[begin SUPPLIED MATERIAL]

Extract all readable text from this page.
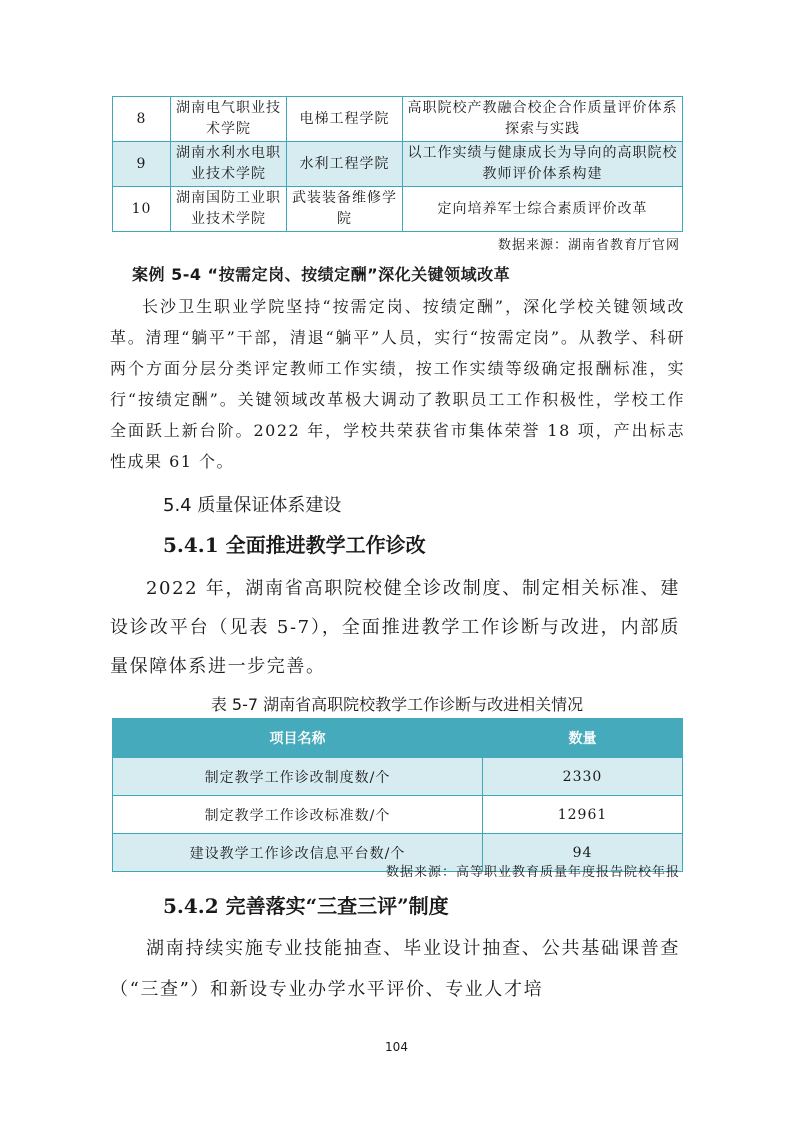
8	湖南电气职业技术学院	电梯工程学院	高职院校产教融合校企合作质量评价体系探索与实践
9	湖南水利水电职业技术学院	水利工程学院	以工作实绩与健康成长为导向的高职院校教师评价体系构建
10	湖南国防工业职业技术学院	武装装备维修学院	定向培养军士综合素质评价改革
数据来源：湖南省教育厅官网
案例 5-4 “按需定岗、按绩定酬”深化关键领域改革

长沙卫生职业学院坚持“按需定岗、按绩定酬”，深化学校关键领域改革。清理“躺平”干部，清退“躺平”人员，实行“按需定岗”。从教学、科研两个方面分层分类评定教师工作实绩，按工作实绩等级确定报酬标准，实行“按绩定酬”。关键领域改革极大调动了教职员工工作积极性，学校工作全面跃上新台阶。2022 年，学校共荣获省市集体荣誉 18 项，产出标志性成果 61 个。

5.4 质量保证体系建设
5.4.1 全面推进教学工作诊改

2022 年，湖南省高职院校健全诊改制度、制定相关标准、建设诊改平台（见表 5-7），全面推进教学工作诊断与改进，内部质量保障体系进一步完善。

表 5-7 湖南省高职院校教学工作诊断与改进相关情况
项目名称	数量
制定教学工作诊改制度数/个	2330
制定教学工作诊改标准数/个	12961
建设教学工作诊改信息平台数/个	94
数据来源：高等职业教育质量年度报告院校年报
5.4.2 完善落实“三查三评”制度

湖南持续实施专业技能抽查、毕业设计抽查、公共基础课普查（“三查”）和新设专业办学水平评价、专业人才培

104
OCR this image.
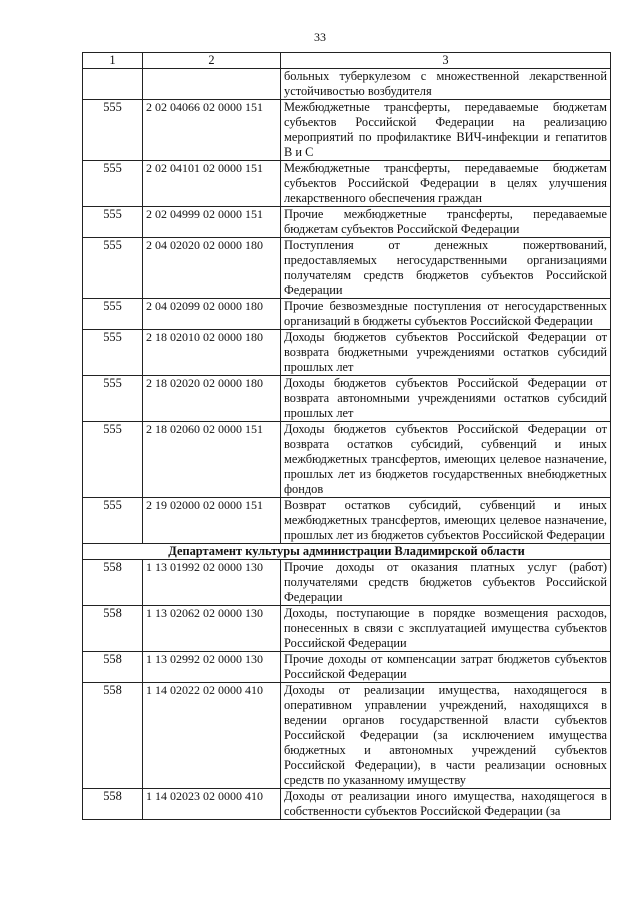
33
1	2	3
		больных туберкулезом с множественной лекарственной устойчивостью возбудителя
555	2 02 04066 02 0000 151	Межбюджетные трансферты, передаваемые бюджетам субъектов Российской Федерации на реализацию мероприятий по профилактике ВИЧ-инфекции и гепатитов B и C
555	2 02 04101 02 0000 151	Межбюджетные трансферты, передаваемые бюджетам субъектов Российской Федерации в целях улучшения лекарственного обеспечения граждан
555	2 02 04999 02 0000 151	Прочие межбюджетные трансферты, передаваемые бюджетам субъектов Российской Федерации
555	2 04 02020 02 0000 180	Поступления от денежных пожертвований, предоставляемых негосударственными организациями получателям средств бюджетов субъектов Российской Федерации
555	2 04 02099 02 0000 180	Прочие безвозмездные поступления от негосударственных организаций в бюджеты субъектов Российской Федерации
555	2 18 02010 02 0000 180	Доходы бюджетов субъектов Российской Федерации от возврата бюджетными учреждениями остатков субсидий прошлых лет
555	2 18 02020 02 0000 180	Доходы бюджетов субъектов Российской Федерации от возврата автономными учреждениями остатков субсидий прошлых лет
555	2 18 02060 02 0000 151	Доходы бюджетов субъектов Российской Федерации от возврата остатков субсидий, субвенций и иных межбюджетных трансфертов, имеющих целевое назначение, прошлых лет из бюджетов государственных внебюджетных фондов
555	2 19 02000 02 0000 151	Возврат остатков субсидий, субвенций и иных межбюджетных трансфертов, имеющих целевое назначение, прошлых лет из бюджетов субъектов Российской Федерации
Департамент культуры администрации Владимирской области		
558	1 13 01992 02 0000 130	Прочие доходы от оказания платных услуг (работ) получателями средств бюджетов субъектов Российской Федерации
558	1 13 02062 02 0000 130	Доходы, поступающие в порядке возмещения расходов, понесенных в связи с эксплуатацией имущества субъектов Российской Федерации
558	1 13 02992 02 0000 130	Прочие доходы от компенсации затрат бюджетов субъектов Российской Федерации
558	1 14 02022 02 0000 410	Доходы от реализации имущества, находящегося в оперативном управлении учреждений, находящихся в ведении органов государственной власти субъектов Российской Федерации (за исключением имущества бюджетных и автономных учреждений субъектов Российской Федерации), в части реализации основных средств по указанному имуществу
558	1 14 02023 02 0000 410	Доходы от реализации иного имущества, находящегося в собственности субъектов Российской Федерации (за
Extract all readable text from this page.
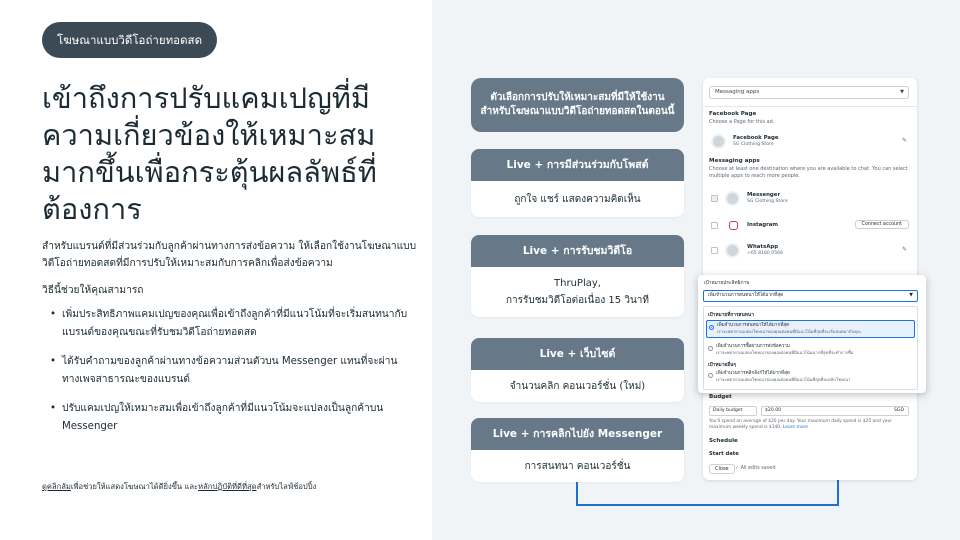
โฆษณาแบบวิดีโอถ่ายทอดสด
เข้าถึงการปรับแคมเปญที่มีความเกี่ยวข้องให้เหมาะสมมากขึ้นเพื่อกระตุ้นผลลัพธ์ที่ต้องการ

สำหรับแบรนด์ที่มีส่วนร่วมกับลูกค้าผ่านทางการส่งข้อความ ให้เลือกใช้งานโฆษณาแบบวิดีโอถ่ายทอดสดที่มีการปรับให้เหมาะสมกับการคลิกเพื่อส่งข้อความ

วิธีนี้ช่วยให้คุณสามารถ

• เพิ่มประสิทธิภาพแคมเปญของคุณเพื่อเข้าถึงลูกค้าที่มีแนวโน้มที่จะเริ่มสนทนากับแบรนด์ของคุณขณะที่รับชมวิดีโอถ่ายทอดสด
• ได้รับคำถามของลูกค้าผ่านทางข้อความส่วนตัวบน Messenger แทนที่จะผ่านทางเพจสาธารณะของแบรนด์
• ปรับแคมเปญให้เหมาะสมเพื่อเข้าถึงลูกค้าที่มีแนวโน้มจะแปลงเป็นลูกค้าบน Messenger
ดูคลิกลัมเพื่อช่วยให้แสดงโฆษณาได้ดียิ่งขึ้น และหลักปฏิบัติที่ดีที่สุดสำหรับไลฟ์ช้อปปิ้ง
ตัวเลือกการปรับให้เหมาะสมที่มีให้ใช้งาน
สำหรับโฆษณาแบบวิดีโอถ่ายทอดสดในตอนนี้
Live + การมีส่วนร่วมกับโพสต์
ถูกใจ แชร์ แสดงความคิดเห็น
Live + การรับชมวิดีโอ
ThruPlay,
การรับชมวิดีโอต่อเนื่อง 15 วินาที
Live + เว็บไซต์
จำนวนคลิก คอนเวอร์ชั่น (ใหม่)
Live + การคลิกไปยัง Messenger
การสนทนา คอนเวอร์ชั่น
Messaging apps	▼
Facebook Page
Choose a Page for this ad.
Facebook Page
SG Clothing Store
✎
Messaging apps
Choose at least one destination where you are available to chat. You can select multiple apps to reach more people.
Messenger
SG Clothing Store
Instagram	Connect account
WhatsApp
+65 8160 0566
✎
Budget
Daily budget	$20.00	SGD
You'll spend an average of $20 per day. Your maximum daily spend is $25 and your maximum weekly spend is $140. Learn more
Schedule
Start date
Close	✓ All edits saved
เป้าหมายประสิทธิภาพ
เพิ่มจำนวนการสนทนาให้ได้มากที่สุด	▼
เป้าหมายที่การสนทนา
เพิ่มจำนวนการสนทนาให้ได้มากที่สุด
เราจะพยายามแสดงโฆษณาของคุณต่อคนที่มีแนวโน้มที่สุดที่จะเริ่มสนทนากับคุณ
เพิ่มจำนวนการซื้อผ่านการส่งข้อความ
เราจะพยายามแสดงโฆษณาของคุณต่อคนที่มีแนวโน้มมากที่สุดที่จะทำการซื้อ
เป้าหมายอื่นๆ
เพิ่มจำนวนการคลิกลิงก์ให้ได้มากที่สุด
เราจะพยายามแสดงโฆษณาของคุณต่อคนที่มีแนวโน้มที่สุดที่จะคลิกโฆษณา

[end SUPPLIED MATERIAL]

Across the material above, how many lines include the string "субвенций"? Only the number is wanted.

2